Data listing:
::::::::::

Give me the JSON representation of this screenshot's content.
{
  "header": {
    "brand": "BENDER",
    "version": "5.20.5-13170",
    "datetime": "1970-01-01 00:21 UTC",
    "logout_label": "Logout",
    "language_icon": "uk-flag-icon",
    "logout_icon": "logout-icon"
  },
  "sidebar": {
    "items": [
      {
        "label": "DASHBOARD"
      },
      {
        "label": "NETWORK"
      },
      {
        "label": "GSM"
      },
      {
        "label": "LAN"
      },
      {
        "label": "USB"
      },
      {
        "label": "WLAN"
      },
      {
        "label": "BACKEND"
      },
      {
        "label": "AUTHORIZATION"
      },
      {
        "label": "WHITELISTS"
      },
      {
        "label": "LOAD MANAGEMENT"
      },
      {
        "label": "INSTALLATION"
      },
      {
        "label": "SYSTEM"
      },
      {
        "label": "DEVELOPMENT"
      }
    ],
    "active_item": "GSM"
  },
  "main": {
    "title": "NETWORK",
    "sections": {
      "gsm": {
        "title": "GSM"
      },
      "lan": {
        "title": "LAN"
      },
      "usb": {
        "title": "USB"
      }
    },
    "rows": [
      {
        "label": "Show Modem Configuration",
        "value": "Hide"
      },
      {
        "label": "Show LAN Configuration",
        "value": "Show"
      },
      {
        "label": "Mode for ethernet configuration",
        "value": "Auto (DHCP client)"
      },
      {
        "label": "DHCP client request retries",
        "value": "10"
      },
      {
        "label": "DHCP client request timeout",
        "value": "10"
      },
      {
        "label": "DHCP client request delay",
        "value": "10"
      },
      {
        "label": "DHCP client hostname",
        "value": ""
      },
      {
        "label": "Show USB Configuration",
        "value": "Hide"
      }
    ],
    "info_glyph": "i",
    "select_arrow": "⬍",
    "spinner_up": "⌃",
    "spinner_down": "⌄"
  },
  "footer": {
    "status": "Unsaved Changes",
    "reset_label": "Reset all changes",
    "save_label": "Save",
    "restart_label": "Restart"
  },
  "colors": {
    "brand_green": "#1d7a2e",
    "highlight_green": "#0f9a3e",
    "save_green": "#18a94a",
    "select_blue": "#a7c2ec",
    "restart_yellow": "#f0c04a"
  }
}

::::::::::

## What is required
Copy all lines of the listing above that contain the string "title".

## Result below
    "title": "NETWORK",
        "title": "GSM"
        "title": "LAN"
        "title": "USB"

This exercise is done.